## Task to carry out
The exercise asks you to copy every line below in which "State" appears.

Dataset entries:
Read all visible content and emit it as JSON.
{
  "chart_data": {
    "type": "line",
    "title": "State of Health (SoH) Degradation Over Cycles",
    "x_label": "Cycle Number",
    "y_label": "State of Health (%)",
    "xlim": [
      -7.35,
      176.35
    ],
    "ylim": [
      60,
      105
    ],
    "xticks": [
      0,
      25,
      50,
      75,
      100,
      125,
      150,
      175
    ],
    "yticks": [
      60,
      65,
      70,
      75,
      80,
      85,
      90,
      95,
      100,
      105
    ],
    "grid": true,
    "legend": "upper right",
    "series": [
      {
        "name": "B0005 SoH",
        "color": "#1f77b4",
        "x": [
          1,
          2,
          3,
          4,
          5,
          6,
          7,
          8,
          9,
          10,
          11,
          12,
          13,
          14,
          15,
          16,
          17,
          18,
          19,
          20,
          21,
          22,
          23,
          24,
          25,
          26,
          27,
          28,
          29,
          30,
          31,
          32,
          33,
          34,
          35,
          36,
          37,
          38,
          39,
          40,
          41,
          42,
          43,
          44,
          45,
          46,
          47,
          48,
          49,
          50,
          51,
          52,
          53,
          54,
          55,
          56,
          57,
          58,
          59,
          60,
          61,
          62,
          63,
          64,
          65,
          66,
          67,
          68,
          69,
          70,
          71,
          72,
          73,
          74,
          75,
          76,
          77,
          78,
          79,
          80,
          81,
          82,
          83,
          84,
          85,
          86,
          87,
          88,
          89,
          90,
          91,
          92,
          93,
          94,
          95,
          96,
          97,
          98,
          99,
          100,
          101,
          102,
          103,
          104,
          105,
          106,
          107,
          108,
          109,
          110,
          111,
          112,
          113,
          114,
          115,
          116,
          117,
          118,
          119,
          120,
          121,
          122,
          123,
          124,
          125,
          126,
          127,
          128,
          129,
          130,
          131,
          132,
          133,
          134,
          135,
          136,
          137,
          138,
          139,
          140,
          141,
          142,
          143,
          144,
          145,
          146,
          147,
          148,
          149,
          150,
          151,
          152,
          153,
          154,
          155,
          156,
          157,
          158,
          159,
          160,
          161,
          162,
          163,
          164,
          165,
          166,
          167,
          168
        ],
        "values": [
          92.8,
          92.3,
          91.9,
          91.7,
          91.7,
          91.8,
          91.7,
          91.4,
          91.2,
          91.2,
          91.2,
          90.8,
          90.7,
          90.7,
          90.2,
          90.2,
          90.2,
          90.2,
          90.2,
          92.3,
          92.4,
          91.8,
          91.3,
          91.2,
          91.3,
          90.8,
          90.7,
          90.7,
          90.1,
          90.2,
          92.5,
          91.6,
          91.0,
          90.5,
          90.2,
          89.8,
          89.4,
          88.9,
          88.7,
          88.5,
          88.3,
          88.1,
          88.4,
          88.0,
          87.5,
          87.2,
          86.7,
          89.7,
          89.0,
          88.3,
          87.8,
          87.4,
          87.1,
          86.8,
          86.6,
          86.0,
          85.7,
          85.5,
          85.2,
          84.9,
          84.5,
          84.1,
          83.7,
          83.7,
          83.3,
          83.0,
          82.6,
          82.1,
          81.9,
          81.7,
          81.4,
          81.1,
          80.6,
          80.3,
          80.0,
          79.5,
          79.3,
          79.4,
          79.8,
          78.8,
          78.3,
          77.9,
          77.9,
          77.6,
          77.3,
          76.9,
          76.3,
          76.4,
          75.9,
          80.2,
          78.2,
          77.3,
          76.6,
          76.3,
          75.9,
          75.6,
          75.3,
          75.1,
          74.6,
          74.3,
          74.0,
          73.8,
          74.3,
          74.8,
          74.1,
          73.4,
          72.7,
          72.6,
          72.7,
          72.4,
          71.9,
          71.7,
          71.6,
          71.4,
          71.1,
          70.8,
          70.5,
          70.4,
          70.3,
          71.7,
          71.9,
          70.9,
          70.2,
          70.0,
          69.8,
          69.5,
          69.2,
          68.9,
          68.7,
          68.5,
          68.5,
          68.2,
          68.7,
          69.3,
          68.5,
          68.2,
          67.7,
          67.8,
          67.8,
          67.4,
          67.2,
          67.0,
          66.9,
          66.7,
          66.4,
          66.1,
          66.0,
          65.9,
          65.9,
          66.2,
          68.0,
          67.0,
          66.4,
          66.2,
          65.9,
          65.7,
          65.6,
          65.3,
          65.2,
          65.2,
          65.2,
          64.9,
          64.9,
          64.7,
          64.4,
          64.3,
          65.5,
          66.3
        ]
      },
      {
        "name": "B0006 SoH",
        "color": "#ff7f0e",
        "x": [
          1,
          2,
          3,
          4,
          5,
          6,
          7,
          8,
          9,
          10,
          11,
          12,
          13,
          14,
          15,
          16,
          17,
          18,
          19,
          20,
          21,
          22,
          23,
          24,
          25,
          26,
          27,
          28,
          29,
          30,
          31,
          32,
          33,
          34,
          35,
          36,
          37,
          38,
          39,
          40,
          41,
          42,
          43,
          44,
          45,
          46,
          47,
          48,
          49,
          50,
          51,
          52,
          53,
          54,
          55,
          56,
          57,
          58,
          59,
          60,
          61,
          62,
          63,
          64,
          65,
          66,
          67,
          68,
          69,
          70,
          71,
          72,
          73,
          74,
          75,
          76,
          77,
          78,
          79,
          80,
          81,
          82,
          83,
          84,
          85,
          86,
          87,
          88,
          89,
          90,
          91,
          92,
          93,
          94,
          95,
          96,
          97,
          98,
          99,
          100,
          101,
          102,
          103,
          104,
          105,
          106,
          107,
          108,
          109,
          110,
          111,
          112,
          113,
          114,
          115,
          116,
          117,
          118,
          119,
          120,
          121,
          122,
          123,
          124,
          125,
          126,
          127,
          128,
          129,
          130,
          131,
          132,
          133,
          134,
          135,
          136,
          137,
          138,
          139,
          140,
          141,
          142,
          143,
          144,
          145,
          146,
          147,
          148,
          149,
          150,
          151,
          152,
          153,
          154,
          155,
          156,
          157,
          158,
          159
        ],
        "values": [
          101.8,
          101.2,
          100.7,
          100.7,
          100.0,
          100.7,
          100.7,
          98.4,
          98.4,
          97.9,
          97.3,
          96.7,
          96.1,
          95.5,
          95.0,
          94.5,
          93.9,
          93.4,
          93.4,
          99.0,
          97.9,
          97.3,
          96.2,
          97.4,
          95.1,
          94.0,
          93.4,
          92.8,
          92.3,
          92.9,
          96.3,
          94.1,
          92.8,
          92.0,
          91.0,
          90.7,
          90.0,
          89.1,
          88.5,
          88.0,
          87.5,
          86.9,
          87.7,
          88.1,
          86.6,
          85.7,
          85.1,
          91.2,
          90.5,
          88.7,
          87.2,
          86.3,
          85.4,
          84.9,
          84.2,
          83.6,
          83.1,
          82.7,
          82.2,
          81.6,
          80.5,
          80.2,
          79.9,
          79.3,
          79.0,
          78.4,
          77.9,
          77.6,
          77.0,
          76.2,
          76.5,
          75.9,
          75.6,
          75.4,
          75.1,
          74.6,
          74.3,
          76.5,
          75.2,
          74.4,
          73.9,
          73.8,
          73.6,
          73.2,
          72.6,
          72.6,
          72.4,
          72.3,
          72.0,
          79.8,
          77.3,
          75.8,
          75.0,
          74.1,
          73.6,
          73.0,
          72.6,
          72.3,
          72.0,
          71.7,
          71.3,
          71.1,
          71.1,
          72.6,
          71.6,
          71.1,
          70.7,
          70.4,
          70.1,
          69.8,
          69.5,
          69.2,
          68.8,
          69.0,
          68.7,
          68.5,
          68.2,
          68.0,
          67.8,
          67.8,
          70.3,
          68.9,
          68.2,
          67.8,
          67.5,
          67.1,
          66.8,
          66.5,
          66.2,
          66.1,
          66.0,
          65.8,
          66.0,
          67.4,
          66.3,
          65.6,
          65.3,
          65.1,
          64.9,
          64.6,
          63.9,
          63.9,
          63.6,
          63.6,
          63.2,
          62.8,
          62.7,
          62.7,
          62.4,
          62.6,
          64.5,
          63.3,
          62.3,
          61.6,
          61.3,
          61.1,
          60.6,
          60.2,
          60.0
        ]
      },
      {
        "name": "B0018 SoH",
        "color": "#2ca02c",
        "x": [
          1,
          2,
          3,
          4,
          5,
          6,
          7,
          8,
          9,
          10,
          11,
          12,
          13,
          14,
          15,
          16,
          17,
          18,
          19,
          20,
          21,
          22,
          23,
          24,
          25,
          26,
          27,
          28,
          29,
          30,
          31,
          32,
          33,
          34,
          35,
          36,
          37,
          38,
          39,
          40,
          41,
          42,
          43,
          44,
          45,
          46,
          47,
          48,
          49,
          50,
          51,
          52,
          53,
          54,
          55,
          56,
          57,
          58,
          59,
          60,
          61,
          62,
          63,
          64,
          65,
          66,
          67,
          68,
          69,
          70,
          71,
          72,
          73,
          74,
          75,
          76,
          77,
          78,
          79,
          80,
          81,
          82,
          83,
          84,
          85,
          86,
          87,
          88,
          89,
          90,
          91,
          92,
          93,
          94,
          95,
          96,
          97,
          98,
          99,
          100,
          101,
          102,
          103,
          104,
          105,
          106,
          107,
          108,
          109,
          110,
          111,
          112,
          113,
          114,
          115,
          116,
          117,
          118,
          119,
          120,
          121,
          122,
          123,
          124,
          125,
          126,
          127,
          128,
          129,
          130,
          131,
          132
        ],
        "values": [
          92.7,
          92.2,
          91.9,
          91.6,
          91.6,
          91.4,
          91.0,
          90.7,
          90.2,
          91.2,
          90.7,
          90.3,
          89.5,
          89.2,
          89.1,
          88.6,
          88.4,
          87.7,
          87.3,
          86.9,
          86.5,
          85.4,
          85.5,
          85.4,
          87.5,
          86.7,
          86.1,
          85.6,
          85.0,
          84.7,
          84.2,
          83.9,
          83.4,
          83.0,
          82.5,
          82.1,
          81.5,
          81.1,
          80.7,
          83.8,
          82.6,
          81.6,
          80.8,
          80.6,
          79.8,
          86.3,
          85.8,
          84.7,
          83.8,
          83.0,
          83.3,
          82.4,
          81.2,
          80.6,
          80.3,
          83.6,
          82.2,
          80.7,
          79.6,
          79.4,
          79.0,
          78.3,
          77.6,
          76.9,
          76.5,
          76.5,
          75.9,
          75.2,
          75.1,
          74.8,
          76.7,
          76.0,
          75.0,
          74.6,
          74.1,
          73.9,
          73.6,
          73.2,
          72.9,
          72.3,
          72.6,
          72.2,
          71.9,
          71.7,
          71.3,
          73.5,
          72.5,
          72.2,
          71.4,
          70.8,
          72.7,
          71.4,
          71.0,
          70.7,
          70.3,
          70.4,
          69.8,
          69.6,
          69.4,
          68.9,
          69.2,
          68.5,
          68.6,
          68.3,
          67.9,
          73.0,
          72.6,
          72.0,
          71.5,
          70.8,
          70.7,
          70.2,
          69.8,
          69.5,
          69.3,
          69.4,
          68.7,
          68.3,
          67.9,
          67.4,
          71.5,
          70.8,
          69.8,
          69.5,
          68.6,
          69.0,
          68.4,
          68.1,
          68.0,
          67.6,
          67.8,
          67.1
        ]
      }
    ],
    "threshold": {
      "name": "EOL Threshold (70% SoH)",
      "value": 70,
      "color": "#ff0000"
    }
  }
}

## Complete answer
    "title": "State of Health (SoH) Degradation Over Cycles",
    "y_label": "State of Health (%)",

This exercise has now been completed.